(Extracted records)
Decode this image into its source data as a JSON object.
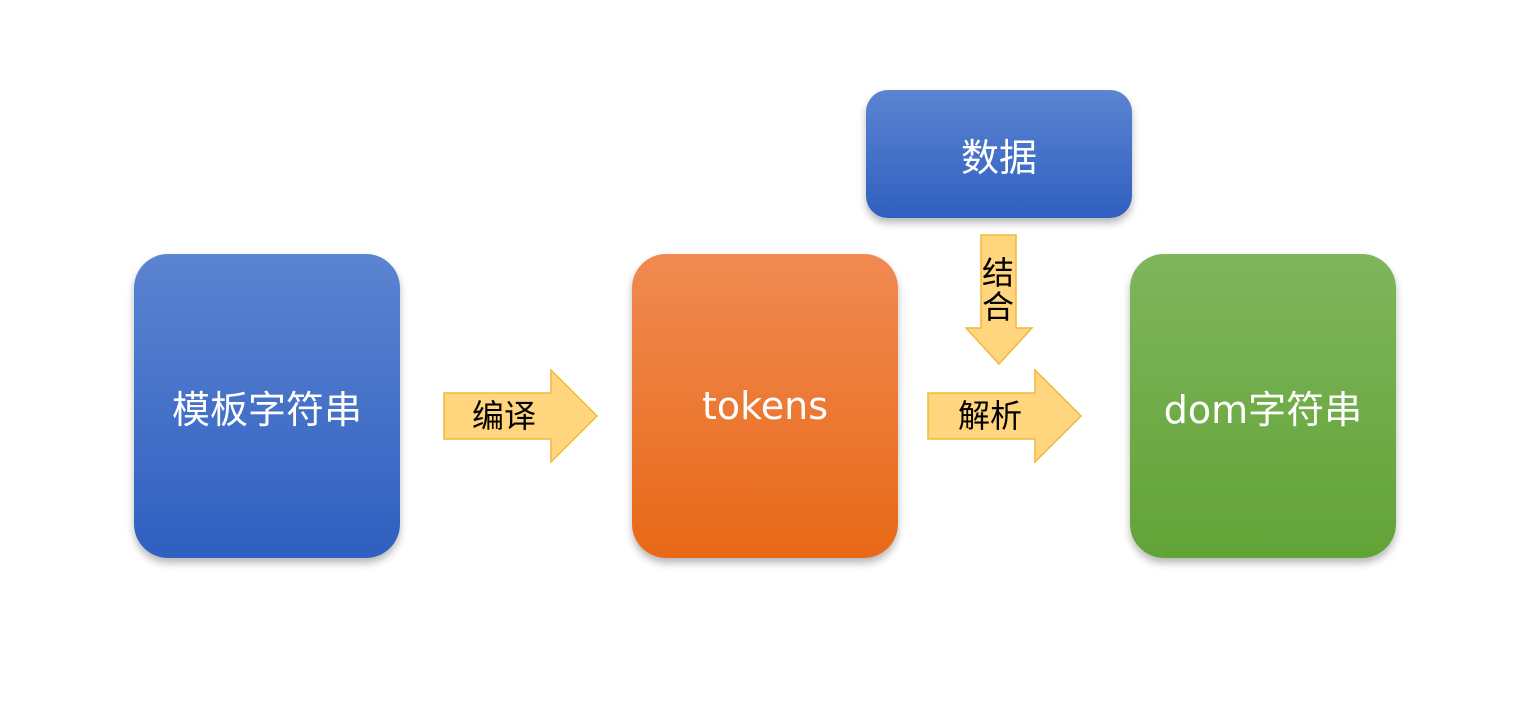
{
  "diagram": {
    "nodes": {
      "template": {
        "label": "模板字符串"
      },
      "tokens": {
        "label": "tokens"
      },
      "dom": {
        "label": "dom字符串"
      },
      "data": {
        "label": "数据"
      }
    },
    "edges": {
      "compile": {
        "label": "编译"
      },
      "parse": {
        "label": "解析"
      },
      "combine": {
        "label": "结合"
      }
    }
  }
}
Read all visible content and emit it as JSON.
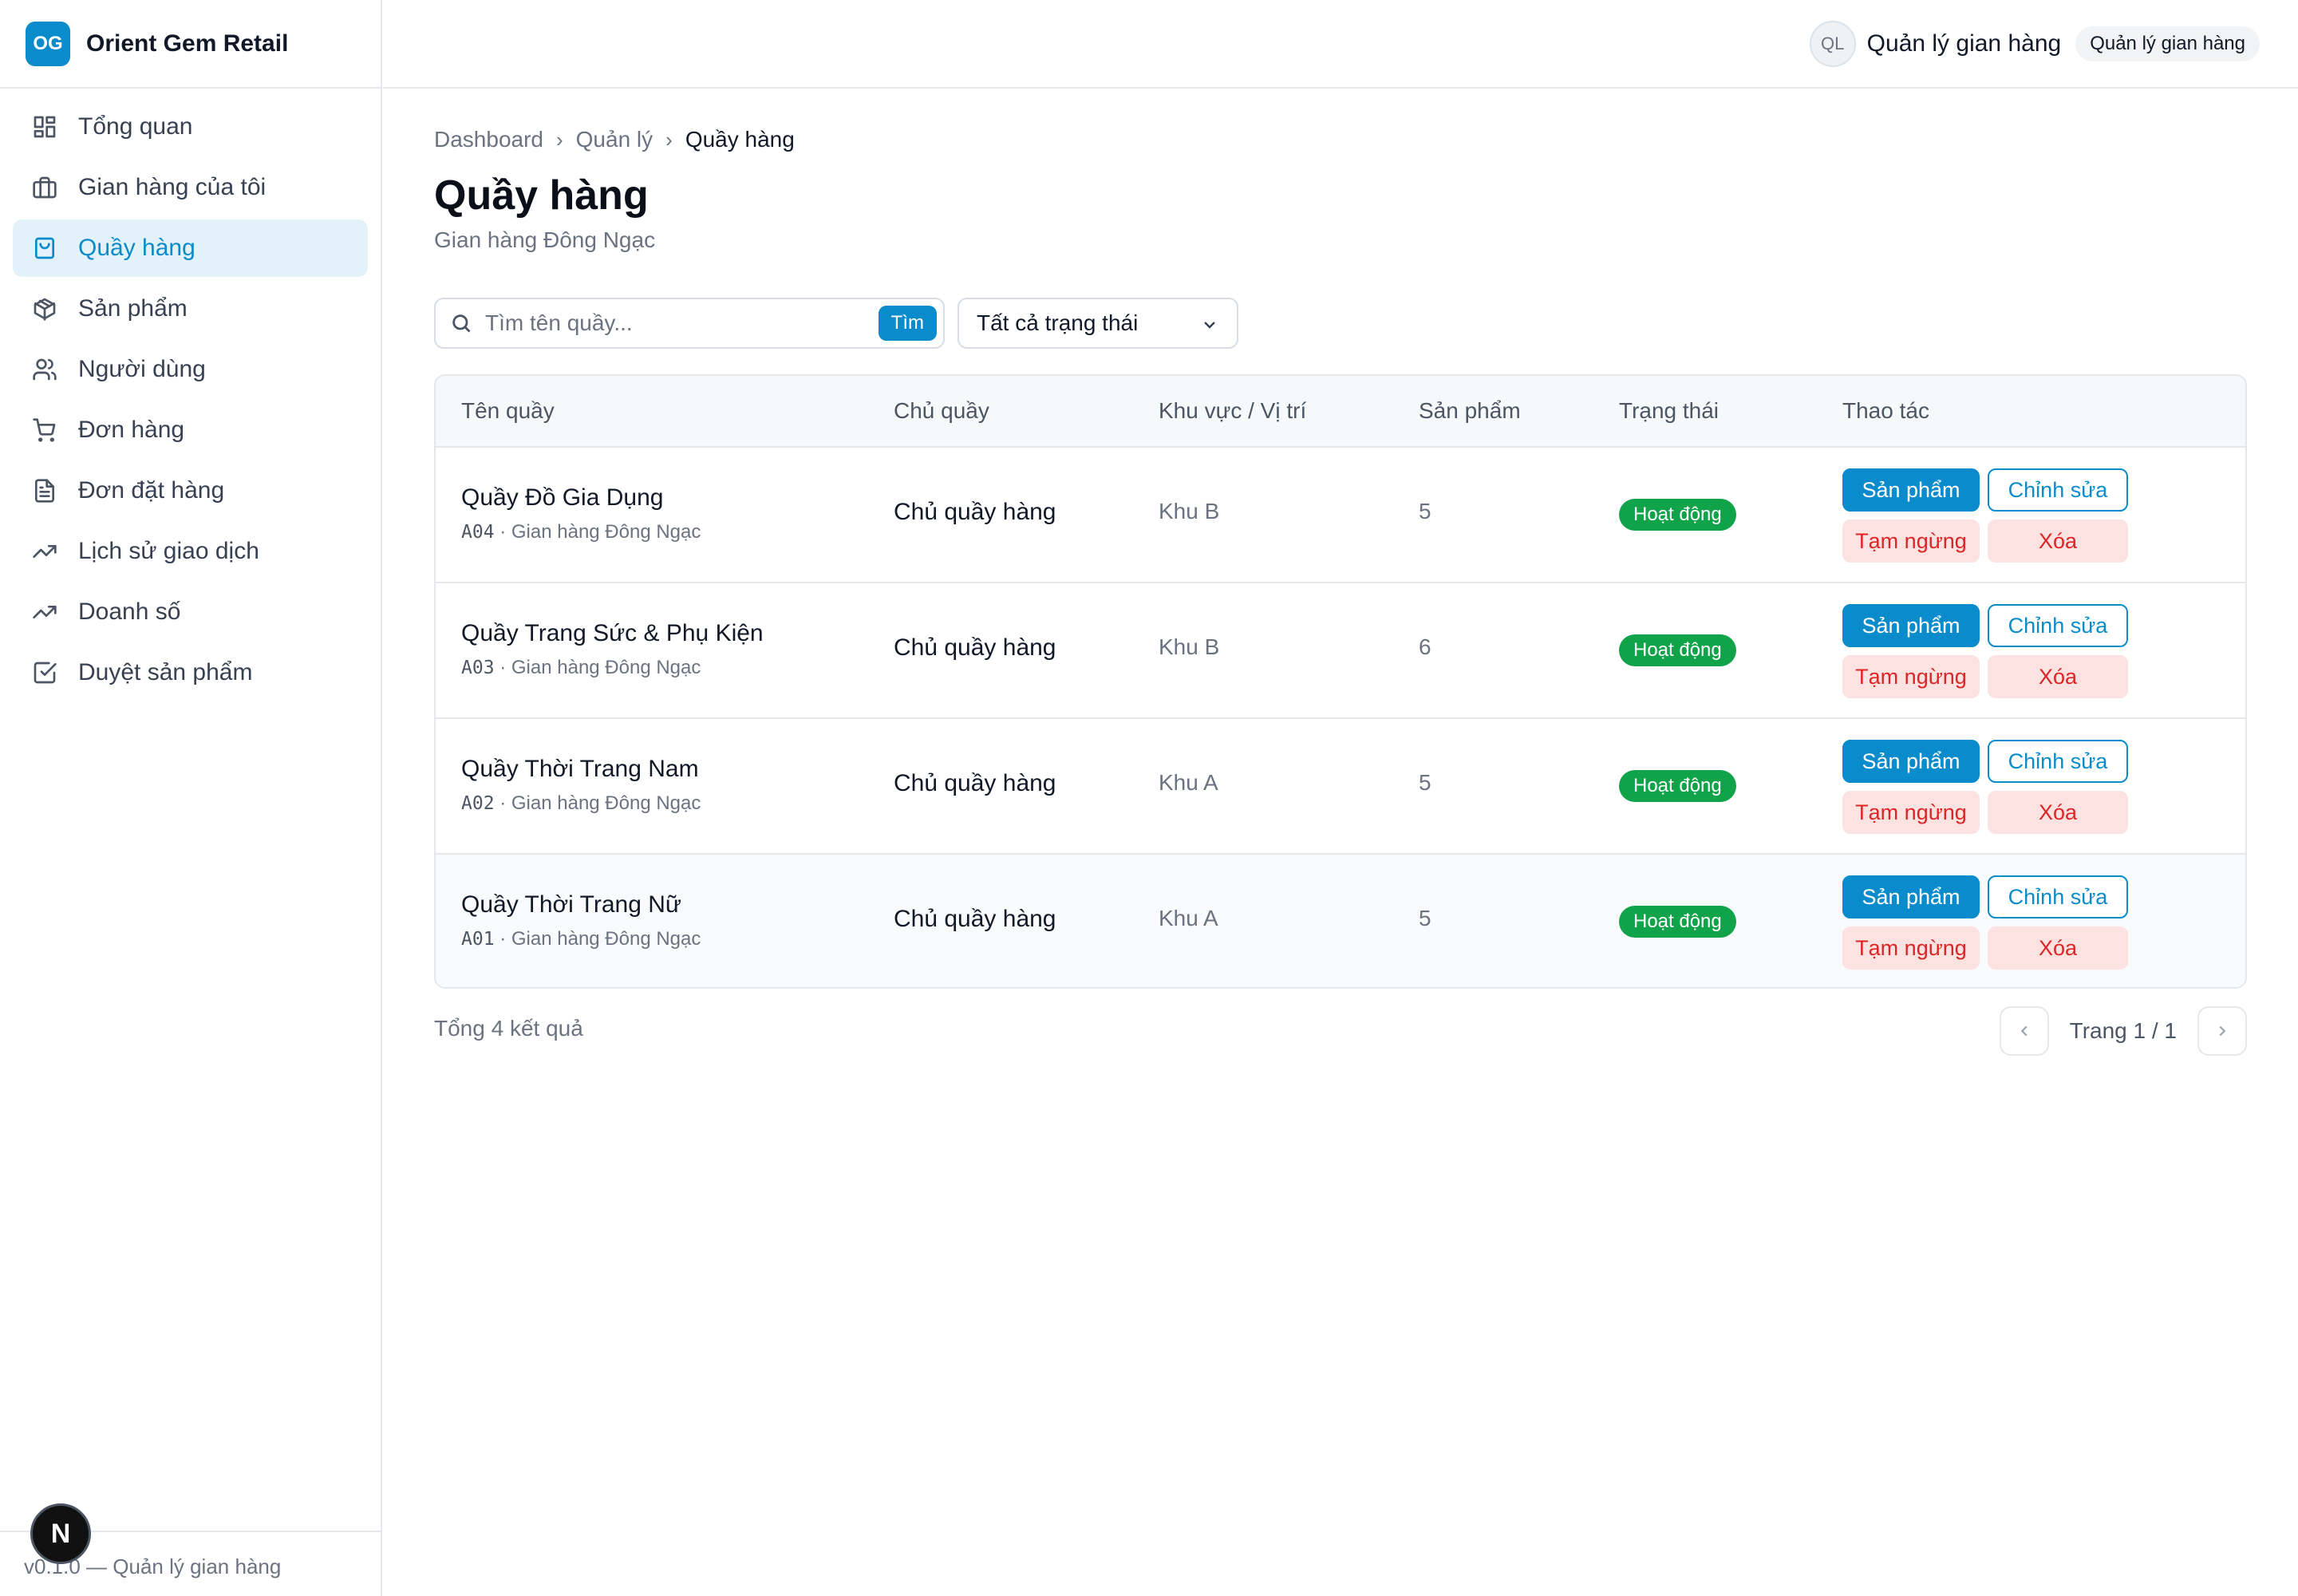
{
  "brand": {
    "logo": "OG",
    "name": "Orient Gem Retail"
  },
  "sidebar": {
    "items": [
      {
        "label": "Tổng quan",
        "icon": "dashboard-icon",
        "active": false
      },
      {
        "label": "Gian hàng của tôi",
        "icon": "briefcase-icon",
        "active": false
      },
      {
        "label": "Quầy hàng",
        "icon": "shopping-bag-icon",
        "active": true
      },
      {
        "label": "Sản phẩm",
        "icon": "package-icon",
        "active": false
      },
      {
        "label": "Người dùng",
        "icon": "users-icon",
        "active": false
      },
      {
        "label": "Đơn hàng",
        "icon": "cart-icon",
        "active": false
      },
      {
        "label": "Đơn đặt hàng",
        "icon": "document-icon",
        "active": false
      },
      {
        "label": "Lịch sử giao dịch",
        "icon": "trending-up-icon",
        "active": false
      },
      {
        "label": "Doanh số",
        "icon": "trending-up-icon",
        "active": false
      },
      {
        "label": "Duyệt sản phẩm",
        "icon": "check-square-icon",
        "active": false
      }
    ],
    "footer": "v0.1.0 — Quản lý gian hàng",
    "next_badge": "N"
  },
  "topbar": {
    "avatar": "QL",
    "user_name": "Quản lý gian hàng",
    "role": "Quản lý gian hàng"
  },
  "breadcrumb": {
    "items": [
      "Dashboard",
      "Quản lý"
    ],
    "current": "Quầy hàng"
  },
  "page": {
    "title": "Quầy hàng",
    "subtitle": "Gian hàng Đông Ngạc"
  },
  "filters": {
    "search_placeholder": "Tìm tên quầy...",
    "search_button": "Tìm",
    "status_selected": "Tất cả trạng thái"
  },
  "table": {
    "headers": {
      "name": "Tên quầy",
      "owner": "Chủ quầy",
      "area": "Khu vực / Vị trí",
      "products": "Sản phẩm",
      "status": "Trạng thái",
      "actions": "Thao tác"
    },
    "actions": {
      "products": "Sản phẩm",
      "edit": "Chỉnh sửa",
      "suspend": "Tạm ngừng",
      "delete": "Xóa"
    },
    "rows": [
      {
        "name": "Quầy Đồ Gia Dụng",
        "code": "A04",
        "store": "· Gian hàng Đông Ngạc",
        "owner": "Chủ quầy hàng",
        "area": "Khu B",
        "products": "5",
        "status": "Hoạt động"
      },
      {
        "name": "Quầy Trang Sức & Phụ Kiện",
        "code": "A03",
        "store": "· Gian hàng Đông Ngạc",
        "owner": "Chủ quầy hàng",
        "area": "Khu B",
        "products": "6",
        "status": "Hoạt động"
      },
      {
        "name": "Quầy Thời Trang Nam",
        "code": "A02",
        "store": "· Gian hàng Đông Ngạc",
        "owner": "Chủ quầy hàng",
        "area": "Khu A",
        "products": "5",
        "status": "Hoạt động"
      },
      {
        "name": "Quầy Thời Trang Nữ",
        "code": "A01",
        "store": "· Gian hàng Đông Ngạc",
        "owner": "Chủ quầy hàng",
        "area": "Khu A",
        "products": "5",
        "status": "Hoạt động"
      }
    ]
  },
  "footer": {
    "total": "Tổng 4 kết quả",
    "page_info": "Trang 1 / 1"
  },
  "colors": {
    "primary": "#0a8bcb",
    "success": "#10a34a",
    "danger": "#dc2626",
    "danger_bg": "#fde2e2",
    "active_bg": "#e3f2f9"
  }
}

AIM OF THE EXERCISE |
Copy all lines from the entries that contain the word "icon".

ANSWER IN FULL |
        "icon": "dashboard-icon",
        "icon": "briefcase-icon",
        "icon": "shopping-bag-icon",
        "icon": "package-icon",
        "icon": "users-icon",
        "icon": "cart-icon",
        "icon": "document-icon",
        "icon": "trending-up-icon",
        "icon": "trending-up-icon",
        "icon": "check-square-icon",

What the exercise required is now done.